*Written exercise*
Return every line of the material exactly.

(Recorded data)
>>>

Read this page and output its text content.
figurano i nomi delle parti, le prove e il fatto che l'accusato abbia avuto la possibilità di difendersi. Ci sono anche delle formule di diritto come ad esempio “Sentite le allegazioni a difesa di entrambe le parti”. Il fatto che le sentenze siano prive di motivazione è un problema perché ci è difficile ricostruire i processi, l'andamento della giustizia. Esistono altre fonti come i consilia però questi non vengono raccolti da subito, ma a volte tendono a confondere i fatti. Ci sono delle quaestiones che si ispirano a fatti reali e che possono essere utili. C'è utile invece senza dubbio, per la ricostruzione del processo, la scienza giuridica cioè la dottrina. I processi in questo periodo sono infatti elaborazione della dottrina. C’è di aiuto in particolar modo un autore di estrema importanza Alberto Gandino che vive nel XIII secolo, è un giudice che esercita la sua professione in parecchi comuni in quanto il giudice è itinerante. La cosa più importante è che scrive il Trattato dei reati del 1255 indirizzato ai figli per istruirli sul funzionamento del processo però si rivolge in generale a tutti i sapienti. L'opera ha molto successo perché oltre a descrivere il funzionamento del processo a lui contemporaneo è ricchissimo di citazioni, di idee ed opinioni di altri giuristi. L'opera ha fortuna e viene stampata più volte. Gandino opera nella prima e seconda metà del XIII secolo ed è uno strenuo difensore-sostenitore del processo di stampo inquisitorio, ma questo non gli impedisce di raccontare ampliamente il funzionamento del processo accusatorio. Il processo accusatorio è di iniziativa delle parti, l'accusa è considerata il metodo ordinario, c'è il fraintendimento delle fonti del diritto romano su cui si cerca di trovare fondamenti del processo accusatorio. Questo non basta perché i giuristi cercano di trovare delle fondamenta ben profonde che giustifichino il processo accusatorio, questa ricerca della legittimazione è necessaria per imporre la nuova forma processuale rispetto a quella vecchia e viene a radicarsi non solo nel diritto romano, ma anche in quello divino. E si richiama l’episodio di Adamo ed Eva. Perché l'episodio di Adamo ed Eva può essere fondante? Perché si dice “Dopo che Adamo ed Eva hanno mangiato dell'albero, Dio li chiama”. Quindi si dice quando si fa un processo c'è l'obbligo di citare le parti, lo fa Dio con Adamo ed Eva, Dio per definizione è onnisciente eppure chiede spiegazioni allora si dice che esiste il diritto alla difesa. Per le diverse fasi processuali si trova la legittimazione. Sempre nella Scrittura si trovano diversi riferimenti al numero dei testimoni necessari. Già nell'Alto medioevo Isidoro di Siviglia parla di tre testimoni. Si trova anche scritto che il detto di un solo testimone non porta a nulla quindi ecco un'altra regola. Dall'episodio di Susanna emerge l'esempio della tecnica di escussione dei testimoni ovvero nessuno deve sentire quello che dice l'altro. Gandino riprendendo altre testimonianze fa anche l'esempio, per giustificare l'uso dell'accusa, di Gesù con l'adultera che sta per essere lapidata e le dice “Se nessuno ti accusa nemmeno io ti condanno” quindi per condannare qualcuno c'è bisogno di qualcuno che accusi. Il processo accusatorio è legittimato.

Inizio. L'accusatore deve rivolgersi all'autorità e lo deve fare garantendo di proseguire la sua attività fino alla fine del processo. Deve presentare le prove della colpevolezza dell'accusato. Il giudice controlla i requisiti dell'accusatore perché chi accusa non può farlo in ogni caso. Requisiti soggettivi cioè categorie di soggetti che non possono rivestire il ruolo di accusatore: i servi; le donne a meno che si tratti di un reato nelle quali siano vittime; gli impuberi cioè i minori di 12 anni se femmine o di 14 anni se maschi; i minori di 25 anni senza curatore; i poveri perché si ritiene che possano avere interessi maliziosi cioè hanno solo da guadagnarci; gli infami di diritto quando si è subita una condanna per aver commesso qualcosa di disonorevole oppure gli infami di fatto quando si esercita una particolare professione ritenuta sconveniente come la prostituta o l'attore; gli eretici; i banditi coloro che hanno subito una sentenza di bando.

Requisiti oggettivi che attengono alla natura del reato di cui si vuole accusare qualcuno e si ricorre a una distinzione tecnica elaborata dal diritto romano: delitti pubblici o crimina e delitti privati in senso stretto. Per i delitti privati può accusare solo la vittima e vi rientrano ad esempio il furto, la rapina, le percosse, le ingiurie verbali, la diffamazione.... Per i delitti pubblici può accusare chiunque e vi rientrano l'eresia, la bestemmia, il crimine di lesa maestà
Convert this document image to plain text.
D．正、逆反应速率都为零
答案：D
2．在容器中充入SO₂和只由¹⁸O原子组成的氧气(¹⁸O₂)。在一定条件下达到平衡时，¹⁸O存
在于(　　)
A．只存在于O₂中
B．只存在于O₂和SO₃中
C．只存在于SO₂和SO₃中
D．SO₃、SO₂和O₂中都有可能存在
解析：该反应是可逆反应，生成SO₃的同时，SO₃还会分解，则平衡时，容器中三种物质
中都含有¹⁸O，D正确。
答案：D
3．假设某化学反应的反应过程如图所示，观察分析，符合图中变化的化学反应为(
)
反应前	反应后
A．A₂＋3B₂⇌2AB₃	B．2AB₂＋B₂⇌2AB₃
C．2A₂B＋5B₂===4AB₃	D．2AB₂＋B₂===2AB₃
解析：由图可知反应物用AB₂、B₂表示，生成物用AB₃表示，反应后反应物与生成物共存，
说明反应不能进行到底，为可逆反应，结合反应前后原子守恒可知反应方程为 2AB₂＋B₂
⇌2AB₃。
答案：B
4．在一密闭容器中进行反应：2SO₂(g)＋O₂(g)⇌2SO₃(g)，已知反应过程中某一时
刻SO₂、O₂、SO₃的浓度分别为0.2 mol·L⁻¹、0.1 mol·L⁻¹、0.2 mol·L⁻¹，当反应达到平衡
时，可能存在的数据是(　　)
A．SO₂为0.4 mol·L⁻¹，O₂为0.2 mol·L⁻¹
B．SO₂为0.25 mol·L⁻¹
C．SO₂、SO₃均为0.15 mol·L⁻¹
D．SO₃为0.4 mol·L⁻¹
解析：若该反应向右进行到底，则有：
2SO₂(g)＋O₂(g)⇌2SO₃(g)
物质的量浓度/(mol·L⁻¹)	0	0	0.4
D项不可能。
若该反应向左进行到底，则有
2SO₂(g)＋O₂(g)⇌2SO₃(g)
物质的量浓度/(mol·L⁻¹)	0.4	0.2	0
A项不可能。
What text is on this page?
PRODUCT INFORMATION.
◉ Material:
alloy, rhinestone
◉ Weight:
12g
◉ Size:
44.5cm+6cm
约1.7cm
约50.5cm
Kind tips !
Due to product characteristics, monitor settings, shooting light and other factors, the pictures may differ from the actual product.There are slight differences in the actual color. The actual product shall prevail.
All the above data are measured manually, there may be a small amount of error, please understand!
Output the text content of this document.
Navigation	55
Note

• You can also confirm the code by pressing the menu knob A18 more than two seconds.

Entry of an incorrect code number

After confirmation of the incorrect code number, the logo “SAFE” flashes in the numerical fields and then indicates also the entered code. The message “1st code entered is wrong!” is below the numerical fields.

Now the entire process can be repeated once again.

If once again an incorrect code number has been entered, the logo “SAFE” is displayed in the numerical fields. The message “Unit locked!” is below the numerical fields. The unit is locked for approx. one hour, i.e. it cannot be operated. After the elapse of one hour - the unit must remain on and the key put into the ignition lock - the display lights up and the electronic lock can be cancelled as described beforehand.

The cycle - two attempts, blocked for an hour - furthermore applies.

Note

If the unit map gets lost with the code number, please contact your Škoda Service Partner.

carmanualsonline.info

<<<

*Solution*
Read this page and output its text content.
figurano i nomi delle parti, le prove e il fatto che l'accusato abbia avuto la possibilità di difendersi. Ci sono anche delle formule di diritto come ad esempio “Sentite le allegazioni a difesa di entrambe le parti”. Il fatto che le sentenze siano prive di motivazione è un problema perché ci è difficile ricostruire i processi, l'andamento della giustizia. Esistono altre fonti come i consilia però questi non vengono raccolti da subito, ma a volte tendono a confondere i fatti. Ci sono delle quaestiones che si ispirano a fatti reali e che possono essere utili. C'è utile invece senza dubbio, per la ricostruzione del processo, la scienza giuridica cioè la dottrina. I processi in questo periodo sono infatti elaborazione della dottrina. C’è di aiuto in particolar modo un autore di estrema importanza Alberto Gandino che vive nel XIII secolo, è un giudice che esercita la sua professione in parecchi comuni in quanto il giudice è itinerante. La cosa più importante è che scrive il Trattato dei reati del 1255 indirizzato ai figli per istruirli sul funzionamento del processo però si rivolge in generale a tutti i sapienti. L'opera ha molto successo perché oltre a descrivere il funzionamento del processo a lui contemporaneo è ricchissimo di citazioni, di idee ed opinioni di altri giuristi. L'opera ha fortuna e viene stampata più volte. Gandino opera nella prima e seconda metà del XIII secolo ed è uno strenuo difensore-sostenitore del processo di stampo inquisitorio, ma questo non gli impedisce di raccontare ampliamente il funzionamento del processo accusatorio. Il processo accusatorio è di iniziativa delle parti, l'accusa è considerata il metodo ordinario, c'è il fraintendimento delle fonti del diritto romano su cui si cerca di trovare fondamenti del processo accusatorio. Questo non basta perché i giuristi cercano di trovare delle fondamenta ben profonde che giustifichino il processo accusatorio, questa ricerca della legittimazione è necessaria per imporre la nuova forma processuale rispetto a quella vecchia e viene a radicarsi non solo nel diritto romano, ma anche in quello divino. E si richiama l’episodio di Adamo ed Eva. Perché l'episodio di Adamo ed Eva può essere fondante? Perché si dice “Dopo che Adamo ed Eva hanno mangiato dell'albero, Dio li chiama”. Quindi si dice quando si fa un processo c'è l'obbligo di citare le parti, lo fa Dio con Adamo ed Eva, Dio per definizione è onnisciente eppure chiede spiegazioni allora si dice che esiste il diritto alla difesa. Per le diverse fasi processuali si trova la legittimazione. Sempre nella Scrittura si trovano diversi riferimenti al numero dei testimoni necessari. Già nell'Alto medioevo Isidoro di Siviglia parla di tre testimoni. Si trova anche scritto che il detto di un solo testimone non porta a nulla quindi ecco un'altra regola. Dall'episodio di Susanna emerge l'esempio della tecnica di escussione dei testimoni ovvero nessuno deve sentire quello che dice l'altro. Gandino riprendendo altre testimonianze fa anche l'esempio, per giustificare l'uso dell'accusa, di Gesù con l'adultera che sta per essere lapidata e le dice “Se nessuno ti accusa nemmeno io ti condanno” quindi per condannare qualcuno c'è bisogno di qualcuno che accusi. Il processo accusatorio è legittimato.

Inizio. L'accusatore deve rivolgersi all'autorità e lo deve fare garantendo di proseguire la sua attività fino alla fine del processo. Deve presentare le prove della colpevolezza dell'accusato. Il giudice controlla i requisiti dell'accusatore perché chi accusa non può farlo in ogni caso. Requisiti soggettivi cioè categorie di soggetti che non possono rivestire il ruolo di accusatore: i servi; le donne a meno che si tratti di un reato nelle quali siano vittime; gli impuberi cioè i minori di 12 anni se femmine o di 14 anni se maschi; i minori di 25 anni senza curatore; i poveri perché si ritiene che possano avere interessi maliziosi cioè hanno solo da guadagnarci; gli infami di diritto quando si è subita una condanna per aver commesso qualcosa di disonorevole oppure gli infami di fatto quando si esercita una particolare professione ritenuta sconveniente come la prostituta o l'attore; gli eretici; i banditi coloro che hanno subito una sentenza di bando.

Requisiti oggettivi che attengono alla natura del reato di cui si vuole accusare qualcuno e si ricorre a una distinzione tecnica elaborata dal diritto romano: delitti pubblici o crimina e delitti privati in senso stretto. Per i delitti privati può accusare solo la vittima e vi rientrano ad esempio il furto, la rapina, le percosse, le ingiurie verbali, la diffamazione.... Per i delitti pubblici può accusare chiunque e vi rientrano l'eresia, la bestemmia, il crimine di lesa maestà
Convert this document image to plain text.
D．正、逆反应速率都为零
答案：D
2．在容器中充入SO₂和只由¹⁸O原子组成的氧气(¹⁸O₂)。在一定条件下达到平衡时，¹⁸O存
在于(　　)
A．只存在于O₂中
B．只存在于O₂和SO₃中
C．只存在于SO₂和SO₃中
D．SO₃、SO₂和O₂中都有可能存在
解析：该反应是可逆反应，生成SO₃的同时，SO₃还会分解，则平衡时，容器中三种物质
中都含有¹⁸O，D正确。
答案：D
3．假设某化学反应的反应过程如图所示，观察分析，符合图中变化的化学反应为(
)
反应前	反应后
A．A₂＋3B₂⇌2AB₃	B．2AB₂＋B₂⇌2AB₃
C．2A₂B＋5B₂===4AB₃	D．2AB₂＋B₂===2AB₃
解析：由图可知反应物用AB₂、B₂表示，生成物用AB₃表示，反应后反应物与生成物共存，
说明反应不能进行到底，为可逆反应，结合反应前后原子守恒可知反应方程为 2AB₂＋B₂
⇌2AB₃。
答案：B
4．在一密闭容器中进行反应：2SO₂(g)＋O₂(g)⇌2SO₃(g)，已知反应过程中某一时
刻SO₂、O₂、SO₃的浓度分别为0.2 mol·L⁻¹、0.1 mol·L⁻¹、0.2 mol·L⁻¹，当反应达到平衡
时，可能存在的数据是(　　)
A．SO₂为0.4 mol·L⁻¹，O₂为0.2 mol·L⁻¹
B．SO₂为0.25 mol·L⁻¹
C．SO₂、SO₃均为0.15 mol·L⁻¹
D．SO₃为0.4 mol·L⁻¹
解析：若该反应向右进行到底，则有：
2SO₂(g)＋O₂(g)⇌2SO₃(g)
物质的量浓度/(mol·L⁻¹)	0	0	0.4
D项不可能。
若该反应向左进行到底，则有
2SO₂(g)＋O₂(g)⇌2SO₃(g)
物质的量浓度/(mol·L⁻¹)	0.4	0.2	0
A项不可能。
What text is on this page?
PRODUCT INFORMATION.
◉ Material:
alloy, rhinestone
◉ Weight:
12g
◉ Size:
44.5cm+6cm
约1.7cm
约50.5cm
Kind tips !
Due to product characteristics, monitor settings, shooting light and other factors, the pictures may differ from the actual product.There are slight differences in the actual color. The actual product shall prevail.
All the above data are measured manually, there may be a small amount of error, please understand!
Output the text content of this document.
Navigation	55
Note

• You can also confirm the code by pressing the menu knob A18 more than two seconds.

Entry of an incorrect code number

After confirmation of the incorrect code number, the logo “SAFE” flashes in the numerical fields and then indicates also the entered code. The message “1st code entered is wrong!” is below the numerical fields.

Now the entire process can be repeated once again.

If once again an incorrect code number has been entered, the logo “SAFE” is displayed in the numerical fields. The message “Unit locked!” is below the numerical fields. The unit is locked for approx. one hour, i.e. it cannot be operated. After the elapse of one hour - the unit must remain on and the key put into the ignition lock - the display lights up and the electronic lock can be cancelled as described beforehand.

The cycle - two attempts, blocked for an hour - furthermore applies.

Note

If the unit map gets lost with the code number, please contact your Škoda Service Partner.

carmanualsonline.info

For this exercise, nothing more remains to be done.